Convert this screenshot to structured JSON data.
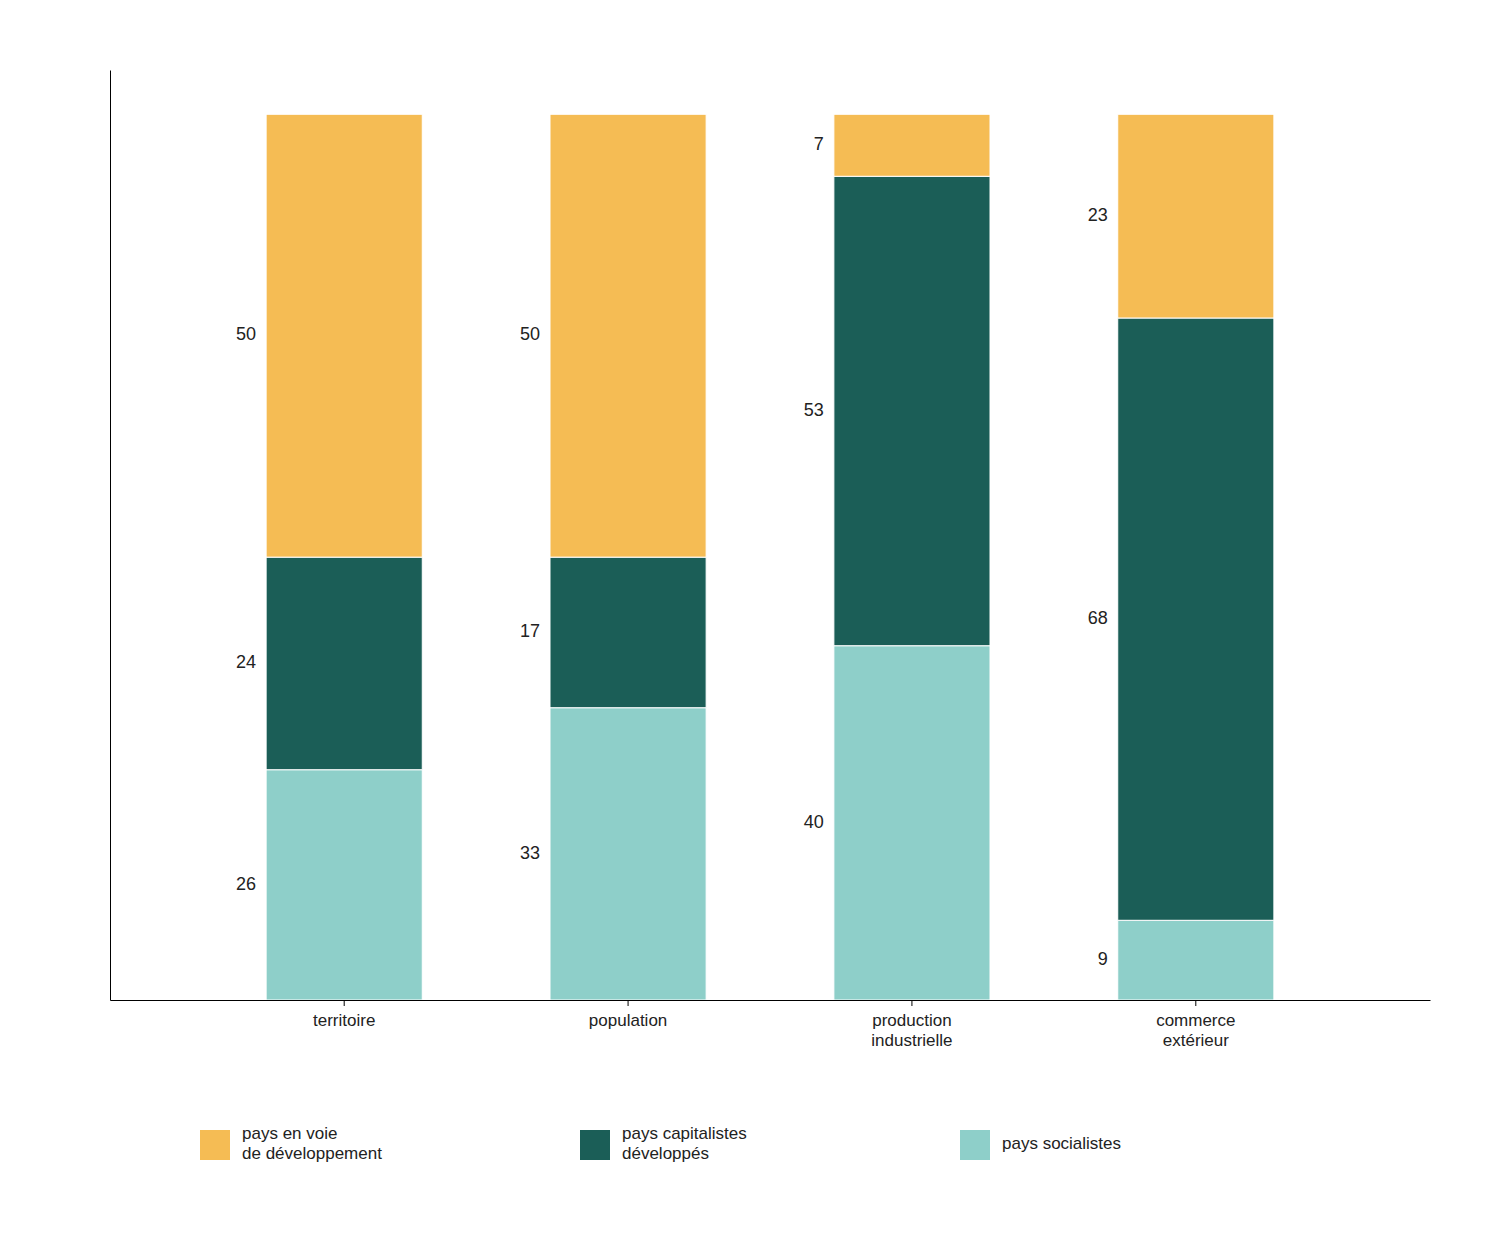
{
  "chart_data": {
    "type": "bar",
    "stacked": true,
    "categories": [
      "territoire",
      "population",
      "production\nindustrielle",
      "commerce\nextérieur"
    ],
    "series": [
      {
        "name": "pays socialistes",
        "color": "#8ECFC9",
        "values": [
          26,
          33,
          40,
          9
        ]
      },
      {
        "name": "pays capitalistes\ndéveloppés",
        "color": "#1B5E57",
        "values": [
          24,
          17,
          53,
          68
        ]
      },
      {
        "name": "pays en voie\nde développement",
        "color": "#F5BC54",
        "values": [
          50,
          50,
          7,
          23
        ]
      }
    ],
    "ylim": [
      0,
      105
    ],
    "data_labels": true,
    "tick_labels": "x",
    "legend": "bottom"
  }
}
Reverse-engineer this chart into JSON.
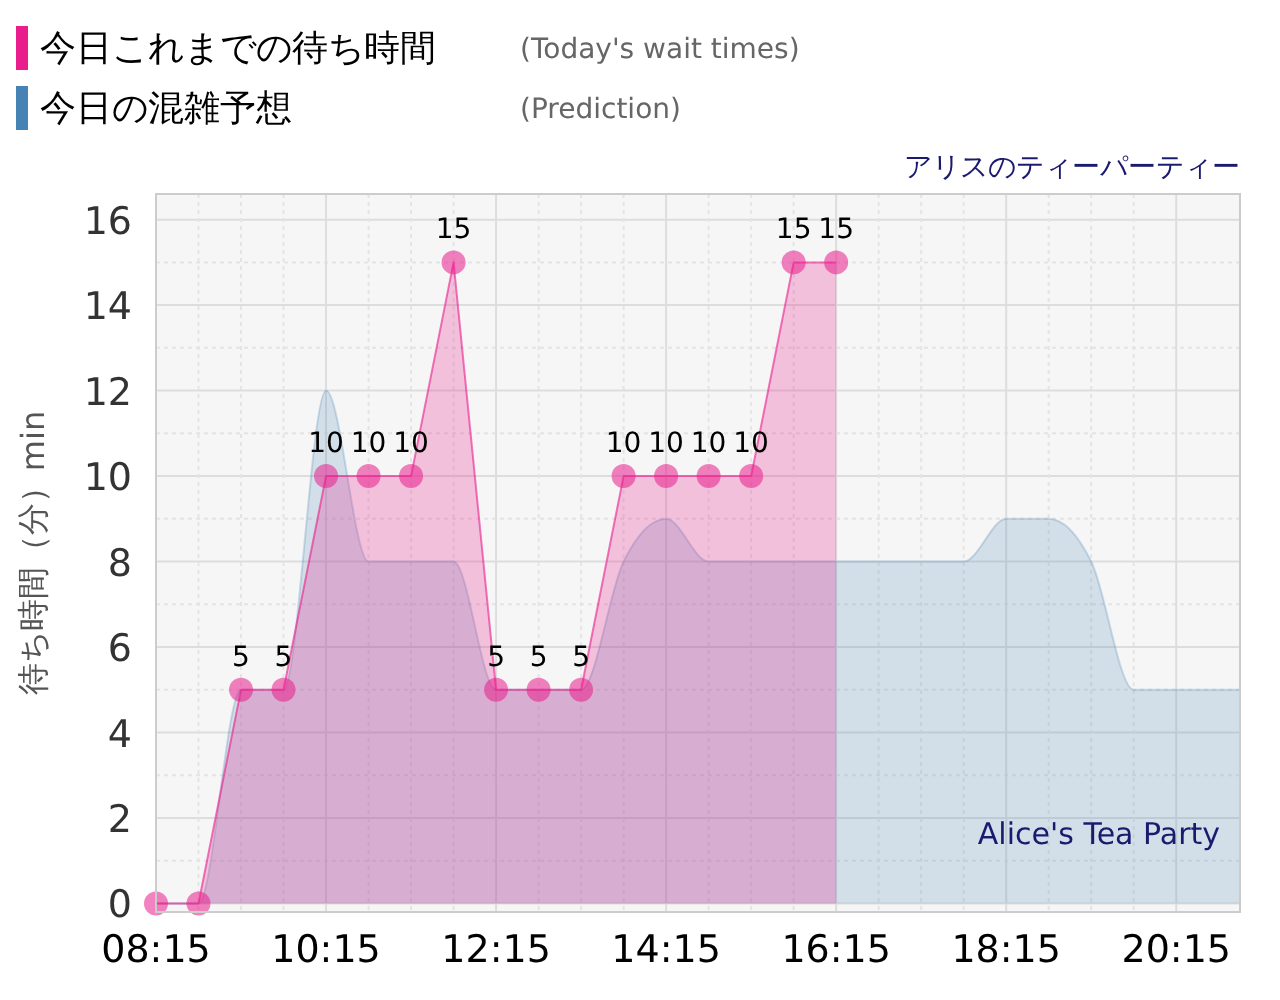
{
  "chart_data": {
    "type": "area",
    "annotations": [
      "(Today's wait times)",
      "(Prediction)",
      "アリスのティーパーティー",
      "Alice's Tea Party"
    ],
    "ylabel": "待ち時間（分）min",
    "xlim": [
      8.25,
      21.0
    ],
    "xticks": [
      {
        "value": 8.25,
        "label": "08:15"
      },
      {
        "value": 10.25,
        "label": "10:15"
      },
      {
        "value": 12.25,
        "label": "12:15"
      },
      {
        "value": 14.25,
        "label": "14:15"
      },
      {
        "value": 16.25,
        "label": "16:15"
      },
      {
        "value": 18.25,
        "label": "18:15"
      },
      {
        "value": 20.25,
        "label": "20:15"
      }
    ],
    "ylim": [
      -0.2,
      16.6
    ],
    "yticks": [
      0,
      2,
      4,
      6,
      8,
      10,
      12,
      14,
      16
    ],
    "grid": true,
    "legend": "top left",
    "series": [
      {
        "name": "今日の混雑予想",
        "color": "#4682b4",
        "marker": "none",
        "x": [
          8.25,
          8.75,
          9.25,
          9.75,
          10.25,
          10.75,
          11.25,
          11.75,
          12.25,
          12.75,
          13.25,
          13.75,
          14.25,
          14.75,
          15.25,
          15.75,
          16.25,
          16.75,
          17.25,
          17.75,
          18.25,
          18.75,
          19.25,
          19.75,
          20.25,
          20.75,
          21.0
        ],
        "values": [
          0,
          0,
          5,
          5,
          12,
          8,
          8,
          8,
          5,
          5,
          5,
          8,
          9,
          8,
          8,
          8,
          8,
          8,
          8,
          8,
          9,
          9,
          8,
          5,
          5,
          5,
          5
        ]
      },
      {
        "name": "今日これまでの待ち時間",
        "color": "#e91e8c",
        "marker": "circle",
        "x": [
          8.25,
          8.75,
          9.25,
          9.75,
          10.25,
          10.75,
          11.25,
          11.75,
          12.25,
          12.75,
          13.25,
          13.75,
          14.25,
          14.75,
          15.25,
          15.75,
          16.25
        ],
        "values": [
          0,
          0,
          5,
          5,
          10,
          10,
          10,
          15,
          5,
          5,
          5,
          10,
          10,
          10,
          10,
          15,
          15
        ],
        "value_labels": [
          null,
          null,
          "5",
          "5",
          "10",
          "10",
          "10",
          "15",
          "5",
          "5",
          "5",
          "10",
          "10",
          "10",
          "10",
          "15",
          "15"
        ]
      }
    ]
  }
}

§ §

• **TASK**
Reproduce the records, all of them, word for word; omit the pictures.

• **EXERCISE RESPONSE**
Convert this screenshot to structured JSON data.
{
  "chart_data": {
    "type": "bar",
    "stacked": true,
    "categories": [
      "territoire",
      "population",
      "production\nindustrielle",
      "commerce\nextérieur"
    ],
    "series": [
      {
        "name": "pays socialistes",
        "color": "#8ECFC9",
        "values": [
          26,
          33,
          40,
          9
        ]
      },
      {
        "name": "pays capitalistes\ndéveloppés",
        "color": "#1B5E57",
        "values": [
          24,
          17,
          53,
          68
        ]
      },
      {
        "name": "pays en voie\nde développement",
        "color": "#F5BC54",
        "values": [
          50,
          50,
          7,
          23
        ]
      }
    ],
    "ylim": [
      0,
      105
    ],
    "data_labels": true,
    "tick_labels": "x",
    "legend": "bottom"
  }
}
Reverse-engineer this chart into JSON.
{
  "chart_data": {
    "type": "area",
    "annotations": [
      "(Today's wait times)",
      "(Prediction)",
      "アリスのティーパーティー",
      "Alice's Tea Party"
    ],
    "ylabel": "待ち時間（分）min",
    "xlim": [
      8.25,
      21.0
    ],
    "xticks": [
      {
        "value": 8.25,
        "label": "08:15"
      },
      {
        "value": 10.25,
        "label": "10:15"
      },
      {
        "value": 12.25,
        "label": "12:15"
      },
      {
        "value": 14.25,
        "label": "14:15"
      },
      {
        "value": 16.25,
        "label": "16:15"
      },
      {
        "value": 18.25,
        "label": "18:15"
      },
      {
        "value": 20.25,
        "label": "20:15"
      }
    ],
    "ylim": [
      -0.2,
      16.6
    ],
    "yticks": [
      0,
      2,
      4,
      6,
      8,
      10,
      12,
      14,
      16
    ],
    "grid": true,
    "legend": "top left",
    "series": [
      {
        "name": "今日の混雑予想",
        "color": "#4682b4",
        "marker": "none",
        "x": [
          8.25,
          8.75,
          9.25,
          9.75,
          10.25,
          10.75,
          11.25,
          11.75,
          12.25,
          12.75,
          13.25,
          13.75,
          14.25,
          14.75,
          15.25,
          15.75,
          16.25,
          16.75,
          17.25,
          17.75,
          18.25,
          18.75,
          19.25,
          19.75,
          20.25,
          20.75,
          21.0
        ],
        "values": [
          0,
          0,
          5,
          5,
          12,
          8,
          8,
          8,
          5,
          5,
          5,
          8,
          9,
          8,
          8,
          8,
          8,
          8,
          8,
          8,
          9,
          9,
          8,
          5,
          5,
          5,
          5
        ]
      },
      {
        "name": "今日これまでの待ち時間",
        "color": "#e91e8c",
        "marker": "circle",
        "x": [
          8.25,
          8.75,
          9.25,
          9.75,
          10.25,
          10.75,
          11.25,
          11.75,
          12.25,
          12.75,
          13.25,
          13.75,
          14.25,
          14.75,
          15.25,
          15.75,
          16.25
        ],
        "values": [
          0,
          0,
          5,
          5,
          10,
          10,
          10,
          15,
          5,
          5,
          5,
          10,
          10,
          10,
          10,
          15,
          15
        ],
        "value_labels": [
          null,
          null,
          "5",
          "5",
          "10",
          "10",
          "10",
          "15",
          "5",
          "5",
          "5",
          "10",
          "10",
          "10",
          "10",
          "15",
          "15"
        ]
      }
    ]
  }
}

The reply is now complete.